WHAT YOU ARE ASKED TO DO
Scan the entries below and extract each line with the word "marker" in it.

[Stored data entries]
— BEGIN —
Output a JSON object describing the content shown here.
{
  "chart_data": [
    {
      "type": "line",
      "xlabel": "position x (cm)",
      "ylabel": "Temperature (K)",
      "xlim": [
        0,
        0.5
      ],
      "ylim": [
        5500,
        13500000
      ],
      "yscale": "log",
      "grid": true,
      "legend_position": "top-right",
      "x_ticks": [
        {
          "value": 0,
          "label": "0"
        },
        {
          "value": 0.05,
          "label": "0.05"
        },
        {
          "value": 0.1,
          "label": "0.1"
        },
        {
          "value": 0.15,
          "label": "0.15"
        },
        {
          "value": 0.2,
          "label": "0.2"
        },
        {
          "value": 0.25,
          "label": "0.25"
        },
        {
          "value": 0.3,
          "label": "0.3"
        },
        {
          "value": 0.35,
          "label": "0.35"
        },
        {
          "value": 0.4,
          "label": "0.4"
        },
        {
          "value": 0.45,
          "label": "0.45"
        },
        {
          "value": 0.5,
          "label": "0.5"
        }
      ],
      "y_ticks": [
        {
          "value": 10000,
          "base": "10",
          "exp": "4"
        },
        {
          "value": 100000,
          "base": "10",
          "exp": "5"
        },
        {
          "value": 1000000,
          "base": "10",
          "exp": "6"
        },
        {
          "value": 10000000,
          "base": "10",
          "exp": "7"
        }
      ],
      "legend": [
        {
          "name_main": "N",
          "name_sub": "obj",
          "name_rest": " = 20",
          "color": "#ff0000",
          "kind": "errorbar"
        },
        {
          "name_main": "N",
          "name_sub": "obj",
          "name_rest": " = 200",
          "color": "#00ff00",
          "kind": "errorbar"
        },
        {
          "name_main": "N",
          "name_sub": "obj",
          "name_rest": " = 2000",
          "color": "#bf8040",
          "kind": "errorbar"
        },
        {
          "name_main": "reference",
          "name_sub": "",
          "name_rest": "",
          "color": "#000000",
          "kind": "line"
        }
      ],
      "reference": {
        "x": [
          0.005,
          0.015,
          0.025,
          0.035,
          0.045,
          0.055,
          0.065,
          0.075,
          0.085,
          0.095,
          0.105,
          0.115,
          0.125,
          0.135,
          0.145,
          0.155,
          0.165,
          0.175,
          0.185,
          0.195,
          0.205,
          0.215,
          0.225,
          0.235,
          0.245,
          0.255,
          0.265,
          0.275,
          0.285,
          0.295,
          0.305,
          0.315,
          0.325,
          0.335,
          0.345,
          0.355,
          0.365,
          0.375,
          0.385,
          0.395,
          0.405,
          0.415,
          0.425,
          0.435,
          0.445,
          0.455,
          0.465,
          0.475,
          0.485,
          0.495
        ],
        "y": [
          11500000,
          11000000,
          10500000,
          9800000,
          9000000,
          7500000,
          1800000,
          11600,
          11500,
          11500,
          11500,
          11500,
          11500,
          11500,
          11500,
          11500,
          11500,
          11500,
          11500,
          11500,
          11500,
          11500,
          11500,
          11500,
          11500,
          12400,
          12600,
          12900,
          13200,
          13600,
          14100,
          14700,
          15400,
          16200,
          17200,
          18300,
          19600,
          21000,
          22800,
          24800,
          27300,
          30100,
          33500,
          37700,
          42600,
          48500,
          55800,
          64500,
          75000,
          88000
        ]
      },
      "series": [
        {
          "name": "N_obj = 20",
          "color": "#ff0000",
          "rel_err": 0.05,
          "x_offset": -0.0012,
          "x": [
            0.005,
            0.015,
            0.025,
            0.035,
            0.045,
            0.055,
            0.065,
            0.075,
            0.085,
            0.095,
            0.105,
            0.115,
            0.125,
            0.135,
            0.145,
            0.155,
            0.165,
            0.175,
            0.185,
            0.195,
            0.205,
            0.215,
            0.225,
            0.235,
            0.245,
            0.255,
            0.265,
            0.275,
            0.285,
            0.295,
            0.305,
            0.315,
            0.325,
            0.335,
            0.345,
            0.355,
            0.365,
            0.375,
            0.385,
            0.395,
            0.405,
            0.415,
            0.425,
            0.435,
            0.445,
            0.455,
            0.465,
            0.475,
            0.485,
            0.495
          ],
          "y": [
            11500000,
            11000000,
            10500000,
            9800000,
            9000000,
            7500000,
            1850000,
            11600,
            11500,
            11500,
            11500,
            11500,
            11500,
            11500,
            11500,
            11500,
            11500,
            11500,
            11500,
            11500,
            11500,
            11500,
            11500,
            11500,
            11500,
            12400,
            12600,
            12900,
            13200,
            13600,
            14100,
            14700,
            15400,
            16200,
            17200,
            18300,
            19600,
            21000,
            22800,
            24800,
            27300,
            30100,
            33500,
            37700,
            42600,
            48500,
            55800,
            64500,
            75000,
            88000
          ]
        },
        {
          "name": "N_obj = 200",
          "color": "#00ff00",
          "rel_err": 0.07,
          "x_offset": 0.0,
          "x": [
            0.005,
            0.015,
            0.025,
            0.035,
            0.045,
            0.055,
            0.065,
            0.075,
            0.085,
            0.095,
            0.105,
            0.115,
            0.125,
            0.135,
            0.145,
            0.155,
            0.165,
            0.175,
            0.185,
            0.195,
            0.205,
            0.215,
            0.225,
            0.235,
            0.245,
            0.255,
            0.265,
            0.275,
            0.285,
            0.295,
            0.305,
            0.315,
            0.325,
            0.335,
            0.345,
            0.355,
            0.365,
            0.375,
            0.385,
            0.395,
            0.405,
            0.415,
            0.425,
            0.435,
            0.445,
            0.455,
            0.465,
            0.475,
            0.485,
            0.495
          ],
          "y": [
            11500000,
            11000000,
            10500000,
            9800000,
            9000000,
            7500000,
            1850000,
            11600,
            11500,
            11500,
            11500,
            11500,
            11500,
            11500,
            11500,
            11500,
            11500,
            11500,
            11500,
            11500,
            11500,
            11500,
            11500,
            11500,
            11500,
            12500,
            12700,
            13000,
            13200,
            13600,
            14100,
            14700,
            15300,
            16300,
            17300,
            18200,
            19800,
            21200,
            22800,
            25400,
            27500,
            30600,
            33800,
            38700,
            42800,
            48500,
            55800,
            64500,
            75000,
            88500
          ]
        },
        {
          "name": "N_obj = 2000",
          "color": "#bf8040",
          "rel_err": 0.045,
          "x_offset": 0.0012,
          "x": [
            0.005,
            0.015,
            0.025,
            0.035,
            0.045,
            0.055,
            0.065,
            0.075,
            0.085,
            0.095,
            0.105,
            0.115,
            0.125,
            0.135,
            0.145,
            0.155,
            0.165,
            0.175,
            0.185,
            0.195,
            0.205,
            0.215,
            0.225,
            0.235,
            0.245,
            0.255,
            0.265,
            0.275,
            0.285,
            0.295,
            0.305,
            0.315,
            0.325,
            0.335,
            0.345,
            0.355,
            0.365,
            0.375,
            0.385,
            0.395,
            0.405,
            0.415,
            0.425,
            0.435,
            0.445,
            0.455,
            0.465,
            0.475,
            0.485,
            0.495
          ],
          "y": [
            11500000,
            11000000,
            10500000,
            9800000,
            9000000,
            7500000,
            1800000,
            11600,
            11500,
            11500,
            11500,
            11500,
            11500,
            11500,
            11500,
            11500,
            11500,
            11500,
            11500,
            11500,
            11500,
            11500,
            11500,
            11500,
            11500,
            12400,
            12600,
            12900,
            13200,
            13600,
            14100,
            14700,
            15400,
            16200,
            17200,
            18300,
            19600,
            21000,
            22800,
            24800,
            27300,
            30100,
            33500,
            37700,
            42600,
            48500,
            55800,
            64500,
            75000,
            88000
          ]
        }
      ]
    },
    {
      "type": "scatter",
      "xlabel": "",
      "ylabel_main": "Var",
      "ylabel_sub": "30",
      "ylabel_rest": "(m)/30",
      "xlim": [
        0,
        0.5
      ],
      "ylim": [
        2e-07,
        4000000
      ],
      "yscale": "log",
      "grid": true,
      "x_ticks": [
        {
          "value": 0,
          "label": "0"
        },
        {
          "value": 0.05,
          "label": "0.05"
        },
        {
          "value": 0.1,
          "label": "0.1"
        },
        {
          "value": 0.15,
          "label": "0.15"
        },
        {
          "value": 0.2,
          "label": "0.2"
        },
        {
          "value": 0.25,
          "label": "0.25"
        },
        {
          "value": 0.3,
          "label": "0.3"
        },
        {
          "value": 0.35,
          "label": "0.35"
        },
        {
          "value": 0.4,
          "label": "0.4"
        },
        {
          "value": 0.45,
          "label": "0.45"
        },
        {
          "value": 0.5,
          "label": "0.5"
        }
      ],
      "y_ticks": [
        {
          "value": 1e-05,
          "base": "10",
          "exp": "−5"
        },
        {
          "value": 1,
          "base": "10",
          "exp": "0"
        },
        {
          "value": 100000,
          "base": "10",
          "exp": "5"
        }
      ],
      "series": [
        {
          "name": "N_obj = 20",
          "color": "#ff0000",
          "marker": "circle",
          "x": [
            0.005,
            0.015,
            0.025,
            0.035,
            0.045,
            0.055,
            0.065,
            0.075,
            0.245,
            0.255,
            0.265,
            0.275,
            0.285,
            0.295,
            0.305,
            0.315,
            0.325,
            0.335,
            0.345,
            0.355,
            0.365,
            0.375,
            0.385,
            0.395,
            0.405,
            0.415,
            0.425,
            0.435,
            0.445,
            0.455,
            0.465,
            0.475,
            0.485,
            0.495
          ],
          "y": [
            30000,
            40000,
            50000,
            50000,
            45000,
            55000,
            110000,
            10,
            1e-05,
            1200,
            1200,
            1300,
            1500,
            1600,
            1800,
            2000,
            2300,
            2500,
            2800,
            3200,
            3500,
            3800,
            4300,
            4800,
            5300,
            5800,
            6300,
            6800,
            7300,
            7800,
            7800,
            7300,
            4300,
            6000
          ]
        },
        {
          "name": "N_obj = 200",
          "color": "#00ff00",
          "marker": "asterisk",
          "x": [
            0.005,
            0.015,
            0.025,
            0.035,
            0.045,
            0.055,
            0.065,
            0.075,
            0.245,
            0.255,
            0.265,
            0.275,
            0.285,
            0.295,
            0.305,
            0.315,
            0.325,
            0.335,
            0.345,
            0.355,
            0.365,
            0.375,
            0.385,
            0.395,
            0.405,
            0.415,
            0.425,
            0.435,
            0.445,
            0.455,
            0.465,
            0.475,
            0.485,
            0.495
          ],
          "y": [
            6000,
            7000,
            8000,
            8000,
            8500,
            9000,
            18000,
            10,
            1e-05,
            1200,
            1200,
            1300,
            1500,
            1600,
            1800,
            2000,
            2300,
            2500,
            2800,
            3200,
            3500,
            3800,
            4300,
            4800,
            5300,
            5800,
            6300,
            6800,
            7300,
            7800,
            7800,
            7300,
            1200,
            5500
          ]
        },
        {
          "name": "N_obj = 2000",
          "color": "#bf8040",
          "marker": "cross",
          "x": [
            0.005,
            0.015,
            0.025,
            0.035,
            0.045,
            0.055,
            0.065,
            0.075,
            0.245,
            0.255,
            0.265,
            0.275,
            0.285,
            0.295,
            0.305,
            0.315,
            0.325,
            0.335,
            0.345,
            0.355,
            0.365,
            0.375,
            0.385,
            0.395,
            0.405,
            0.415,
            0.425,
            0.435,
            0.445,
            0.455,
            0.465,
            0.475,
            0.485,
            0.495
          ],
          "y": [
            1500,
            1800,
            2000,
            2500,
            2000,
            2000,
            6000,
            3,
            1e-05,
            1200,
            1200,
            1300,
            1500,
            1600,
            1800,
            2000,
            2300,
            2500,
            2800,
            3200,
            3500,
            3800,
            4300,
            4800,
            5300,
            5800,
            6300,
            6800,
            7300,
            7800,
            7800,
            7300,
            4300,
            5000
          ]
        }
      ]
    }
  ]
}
— END —
TASK RESPONSE
          "marker": "circle",
          "marker": "asterisk",
          "marker": "cross",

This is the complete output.